▶ _PROBLEM DETAILS_
Put every line of the listing below into a Markdown table with the columns "Row" and "Listing line," numbering the rows in order. Skip blank lines and leave the pictures out.

▶ _DATA EXTRACT_
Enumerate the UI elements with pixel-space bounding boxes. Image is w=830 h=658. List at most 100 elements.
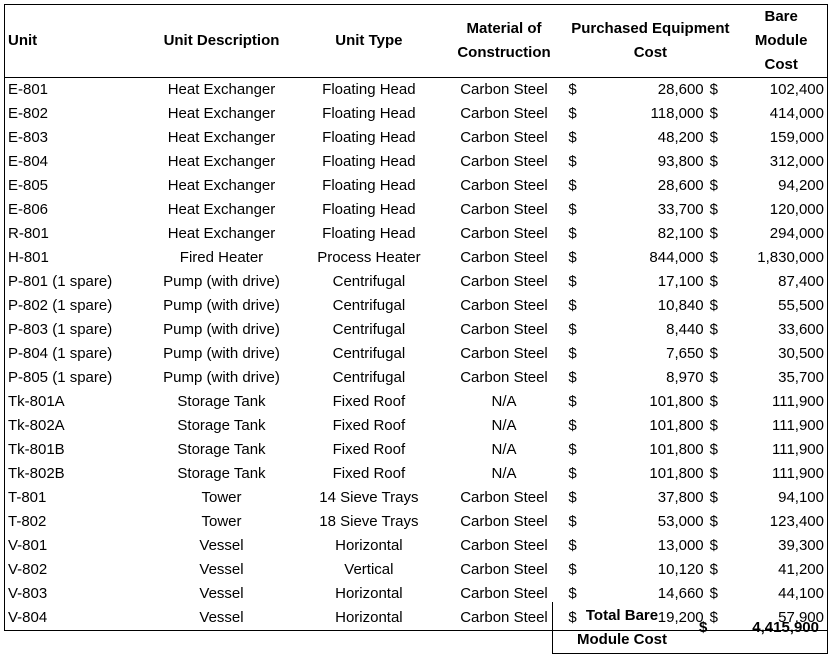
cell-unit-type: Centrifugal [332, 297, 406, 314]
cell-bare-module-currency: $ [709, 513, 718, 530]
cell-purchased-cost: 93,800 [657, 153, 704, 170]
cell-purchased-cost: 8,440 [666, 321, 704, 338]
cell-purchased-currency: $ [568, 129, 577, 146]
table-row: T-801 Tower 14 Sieve Trays Carbon Steel $37,… [5, 486, 828, 510]
cell-unit-type: Fixed Roof [332, 417, 406, 434]
cell-purchased-currency: $ [568, 153, 577, 170]
cell-unit: P-802 (1 spare) [8, 297, 113, 314]
cell-material: Carbon Steel [460, 81, 548, 98]
cell-material: Carbon Steel [460, 513, 548, 530]
cell-purchased-cost: 8,970 [666, 369, 704, 386]
cell-bare-module-currency: $ [709, 489, 718, 506]
cell-unit-type: 14 Sieve Trays [319, 489, 419, 506]
cell-material: Carbon Steel [460, 129, 548, 146]
cell-unit-type: Floating Head [322, 201, 416, 218]
cell-material: Carbon Steel [460, 537, 548, 554]
cell-unit-type: Horizontal [335, 585, 403, 602]
cell-purchased-currency: $ [568, 177, 577, 194]
cell-unit-type: Centrifugal [332, 369, 406, 386]
cell-unit-description: Heat Exchanger [167, 153, 276, 170]
cell-unit-description: Storage Tank [177, 441, 266, 458]
table-body: E-801 Heat Exchanger Floating Head Carbon S… [5, 78, 828, 631]
cell-unit-description: Pump (with drive) [163, 273, 280, 290]
cell-unit-description: Pump (with drive) [163, 297, 280, 314]
cell-bare-module-cost: 41,200 [778, 561, 824, 578]
cell-unit: V-801 [8, 537, 48, 554]
cell-purchased-cost: 17,100 [657, 273, 704, 290]
cell-bare-module-cost: 33,600 [778, 321, 824, 338]
cell-material: Carbon Steel [460, 153, 548, 170]
cell-purchased-currency: $ [568, 465, 577, 482]
cell-bare-module-currency: $ [709, 537, 718, 554]
cell-unit-description: Vessel [199, 609, 244, 626]
cell-unit: V-804 [8, 609, 48, 626]
cell-bare-module-currency: $ [709, 321, 718, 338]
cell-bare-module-currency: $ [709, 585, 718, 602]
cell-material: Carbon Steel [460, 177, 548, 194]
cell-purchased-currency: $ [568, 321, 577, 338]
cell-unit: E-801 [8, 81, 49, 98]
cell-unit-description: Storage Tank [177, 393, 266, 410]
header-unit: Unit [8, 32, 38, 49]
table-row: Tk-802A Storage Tank Fixed Roof N/A $101,800… [5, 414, 828, 438]
cell-bare-module-cost: 111,900 [772, 465, 824, 482]
cell-bare-module-cost: 94,100 [778, 489, 824, 506]
cell-unit-type: Fixed Roof [332, 441, 406, 458]
cell-unit-type: Centrifugal [332, 345, 406, 362]
cell-material: Carbon Steel [460, 273, 548, 290]
cell-unit-description: Pump (with drive) [163, 321, 280, 338]
cell-purchased-cost: 53,000 [657, 513, 704, 530]
cell-material: N/A [491, 441, 517, 458]
cell-material: Carbon Steel [460, 585, 548, 602]
table-row: H-801 Fired Heater Process Heater Carbon St… [5, 246, 828, 270]
cell-unit-type: Fixed Roof [332, 393, 406, 410]
cell-unit-description: Fired Heater [179, 249, 264, 266]
cell-material: Carbon Steel [460, 561, 548, 578]
cell-unit: P-803 (1 spare) [8, 321, 113, 338]
total-bare-module-box: Total Bare Module Cost $ 4,415,900 [552, 602, 828, 654]
cell-unit: T-802 [8, 513, 47, 530]
header-unit-description: Unit Description [163, 32, 280, 49]
cell-unit: Tk-802B [8, 465, 65, 482]
cell-bare-module-currency: $ [709, 81, 718, 98]
cell-unit-description: Pump (with drive) [163, 345, 280, 362]
cell-purchased-cost: 14,660 [657, 585, 704, 602]
cell-purchased-cost: 28,600 [657, 177, 704, 194]
cell-purchased-currency: $ [568, 441, 577, 458]
cell-purchased-currency: $ [568, 201, 577, 218]
cell-purchased-cost: 118,000 [650, 105, 704, 122]
cell-purchased-currency: $ [568, 249, 577, 266]
cell-unit-type: Floating Head [322, 81, 416, 98]
cell-bare-module-currency: $ [709, 201, 718, 218]
cell-unit-type: Floating Head [322, 105, 416, 122]
cell-purchased-currency: $ [568, 81, 577, 98]
cell-unit: E-803 [8, 129, 49, 146]
cell-purchased-currency: $ [568, 393, 577, 410]
cell-unit-description: Tower [201, 489, 242, 506]
cell-purchased-currency: $ [568, 417, 577, 434]
cell-unit-type: Centrifugal [332, 273, 406, 290]
cell-purchased-currency: $ [568, 345, 577, 362]
cell-material: N/A [491, 417, 517, 434]
cell-unit: V-803 [8, 585, 48, 602]
table-row: V-804 Vessel Horizontal Carbon Steel $19,200… [5, 606, 828, 631]
cell-material: Carbon Steel [460, 321, 548, 338]
header-unit-type: Unit Type [335, 32, 403, 49]
total-currency-symbol: $ [699, 619, 708, 636]
table-row: E-803 Heat Exchanger Floating Head Carbon S… [5, 126, 828, 150]
table-row: V-801 Vessel Horizontal Carbon Steel $13,000… [5, 534, 828, 558]
table-header: Unit Unit Description Unit Type Material… [4, 5, 828, 78]
cell-purchased-cost: 101,800 [649, 465, 704, 482]
cell-unit-description: Vessel [199, 585, 244, 602]
cell-bare-module-cost: 39,300 [778, 537, 824, 554]
table-row: T-802 Tower 18 Sieve Trays Carbon Steel $53,… [5, 510, 828, 534]
cell-purchased-currency: $ [568, 537, 577, 554]
cell-material: Carbon Steel [460, 225, 548, 242]
cell-purchased-currency: $ [568, 273, 577, 290]
cell-unit-description: Heat Exchanger [167, 225, 276, 242]
cell-unit-type: Floating Head [322, 177, 416, 194]
table-row: P-803 (1 spare) Pump (with drive) Centrifu… [5, 318, 828, 342]
cell-bare-module-cost: 30,500 [778, 345, 824, 362]
cell-material: Carbon Steel [460, 201, 548, 218]
cell-purchased-currency: $ [568, 225, 577, 242]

▶ _IN RESPONSE_
| Row | Listing line |
|---|---|
| 1 | Enumerate the UI elements with pixel-space bounding boxes. Image is w=830 h=658. List at most 100 elements. |
| 2 | cell-unit-type: Centrifugal [332, 297, 406, 314] |
| 3 | cell-bare-module-currency: $ [709, 513, 718, 530] |
| 4 | cell-purchased-cost: 93,800 [657, 153, 704, 170] |
| 5 | cell-purchased-cost: 8,440 [666, 321, 704, 338] |
| 6 | cell-purchased-currency: $ [568, 129, 577, 146] |
| 7 | table-row: T-801 Tower 14 Sieve Trays Carbon Steel $37,… [5, 486, 828, 510] |
| 8 | cell-unit-type: Fixed Roof [332, 417, 406, 434] |
| 9 | cell-purchased-currency: $ [568, 153, 577, 170] |
| 10 | cell-unit: P-802 (1 spare) [8, 297, 113, 314] |
| 11 | cell-material: Carbon Steel [460, 81, 548, 98] |
| 12 | cell-material: Carbon Steel [460, 513, 548, 530] |
| 13 | cell-purchased-cost: 8,970 [666, 369, 704, 386] |
| 14 | cell-bare-module-currency: $ [709, 489, 718, 506] |
| 15 | cell-unit-type: 14 Sieve Trays [319, 489, 419, 506] |
| 16 | cell-material: Carbon Steel [460, 129, 548, 146] |
| 17 | cell-unit-type: Floating Head [322, 201, 416, 218] |
| 18 | cell-material: Carbon Steel [460, 537, 548, 554] |
| 19 | cell-unit-type: Horizontal [335, 585, 403, 602] |
| 20 | cell-purchased-currency: $ [568, 177, 577, 194] |
| 21 | cell-unit-type: Centrifugal [332, 369, 406, 386] |
| 22 | cell-unit-description: Heat Exchanger [167, 153, 276, 170] |
| 23 | cell-unit-description: Storage Tank [177, 441, 266, 458] |
| 24 | table-body: E-801 Heat Exchanger Floating Head Carbon S… [5, 78, 828, 631] |
| 25 | cell-unit-description: Pump (with drive) [163, 273, 280, 290] |
| 26 | cell-unit-description: Pump (with drive) [163, 297, 280, 314] |
| 27 | cell-bare-module-cost: 41,200 [778, 561, 824, 578] |
| 28 | cell-unit: V-801 [8, 537, 48, 554] |
| 29 | cell-purchased-cost: 17,100 [657, 273, 704, 290] |
| 30 | cell-bare-module-cost: 33,600 [778, 321, 824, 338] |
| 31 | cell-material: Carbon Steel [460, 153, 548, 170] |
| 32 | cell-purchased-currency: $ [568, 465, 577, 482] |
| 33 | cell-bare-module-currency: $ [709, 537, 718, 554] |
| 34 | cell-unit-description: Vessel [199, 609, 244, 626] |
| 35 | cell-unit: V-804 [8, 609, 48, 626] |
| 36 | cell-bare-module-currency: $ [709, 321, 718, 338] |
| 37 | cell-bare-module-currency: $ [709, 585, 718, 602] |
| 38 | cell-material: Carbon Steel [460, 177, 548, 194] |
| 39 | cell-purchased-currency: $ [568, 321, 577, 338] |
| 40 | cell-unit: E-801 [8, 81, 49, 98] |
| 41 | cell-unit-description: Storage Tank [177, 393, 266, 410] |
| 42 | header-unit: Unit [8, 32, 38, 49] |
| 43 | table-row: Tk-802A Storage Tank Fixed Roof N/A $101,800… [5, 414, 828, 438] |
| 44 | cell-bare-module-cost: 111,900 [772, 465, 824, 482] |
| 45 | cell-bare-module-cost: 94,100 [778, 489, 824, 506] |
| 46 | cell-unit-type: Fixed Roof [332, 441, 406, 458] |
| 47 | cell-unit-type: Centrifugal [332, 345, 406, 362] |
| 48 | cell-material: Carbon Steel [460, 273, 548, 290] |
| 49 | cell-unit-description: Pump (with drive) [163, 321, 280, 338] |
| 50 | cell-purchased-cost: 53,000 [657, 513, 704, 530] |
| 51 | cell-material: N/A [491, 441, 517, 458] |
| 52 | cell-material: Carbon Steel [460, 585, 548, 602] |
| 53 | table-row: H-801 Fired Heater Process Heater Carbon St… [5, 246, 828, 270] |
| 54 | cell-unit-type: Fixed Roof [332, 393, 406, 410] |
| 55 | cell-unit-description: Fired Heater [179, 249, 264, 266] |
| 56 | cell-material: Carbon Steel [460, 561, 548, 578] |
| 57 | cell-unit: P-803 (1 spare) [8, 321, 113, 338] |
| 58 | total-bare-module-box: Total Bare Module Cost $ 4,415,900 [552, 602, 828, 654] |
| 59 | cell-unit: T-802 [8, 513, 47, 530] |
| 60 | header-unit-description: Unit Description [163, 32, 280, 49] |
| 61 | cell-unit: Tk-802B [8, 465, 65, 482] |
| 62 | cell-bare-module-currency: $ [709, 81, 718, 98] |
| 63 | cell-unit-description: Pump (with drive) [163, 345, 280, 362] |
| 64 | cell-purchased-cost: 14,660 [657, 585, 704, 602] |
| 65 | cell-purchased-cost: 28,600 [657, 177, 704, 194] |
| 66 | cell-purchased-currency: $ [568, 441, 577, 458] |
| 67 | cell-purchased-currency: $ [568, 201, 577, 218] |
| 68 | cell-purchased-cost: 118,000 [650, 105, 704, 122] |
| 69 | cell-purchased-currency: $ [568, 249, 577, 266] |
| 70 | cell-unit-type: Floating Head [322, 81, 416, 98] |
| 71 | cell-bare-module-currency: $ [709, 201, 718, 218] |
| 72 | cell-unit-type: Floating Head [322, 105, 416, 122] |
| 73 | cell-purchased-currency: $ [568, 81, 577, 98] |
| 74 | cell-unit: E-803 [8, 129, 49, 146] |
| 75 | cell-purchased-currency: $ [568, 393, 577, 410] |
| 76 | cell-unit-description: Tower [201, 489, 242, 506] |
| 77 | cell-purchased-currency: $ [568, 417, 577, 434] |
| 78 | cell-unit-type: Centrifugal [332, 273, 406, 290] |
| 79 | cell-purchased-currency: $ [568, 345, 577, 362] |
| 80 | cell-material: N/A [491, 417, 517, 434] |
| 81 | cell-unit: V-803 [8, 585, 48, 602] |
| 82 | table-row: V-804 Vessel Horizontal Carbon Steel $19,200… [5, 606, 828, 631] |
| 83 | cell-material: Carbon Steel [460, 321, 548, 338] |
| 84 | header-unit-type: Unit Type [335, 32, 403, 49] |
| 85 | total-currency-symbol: $ [699, 619, 708, 636] |
| 86 | table-row: E-803 Heat Exchanger Floating Head Carbon S… [5, 126, 828, 150] |
| 87 | table-row: V-801 Vessel Horizontal Carbon Steel $13,000… [5, 534, 828, 558] |
| 88 | table-header: Unit Unit Description Unit Type Material… [4, 5, 828, 78] |
| 89 | cell-purchased-cost: 101,800 [649, 465, 704, 482] |
| 90 | cell-unit-description: Vessel [199, 585, 244, 602] |
| 91 | cell-bare-module-cost: 39,300 [778, 537, 824, 554] |
| 92 | table-row: T-802 Tower 18 Sieve Trays Carbon Steel $53,… [5, 510, 828, 534] |
| 93 | cell-purchased-currency: $ [568, 537, 577, 554] |
| 94 | cell-material: Carbon Steel [460, 225, 548, 242] |
| 95 | cell-purchased-currency: $ [568, 273, 577, 290] |
| 96 | cell-unit-description: Heat Exchanger [167, 225, 276, 242] |
| 97 | cell-unit-type: Floating Head [322, 177, 416, 194] |
| 98 | table-row: P-803 (1 spare) Pump (with drive) Centrifu… [5, 318, 828, 342] |
| 99 | cell-bare-module-cost: 30,500 [778, 345, 824, 362] |
| 100 | cell-material: Carbon Steel [460, 201, 548, 218] |
| 101 | cell-purchased-currency: $ [568, 225, 577, 242] |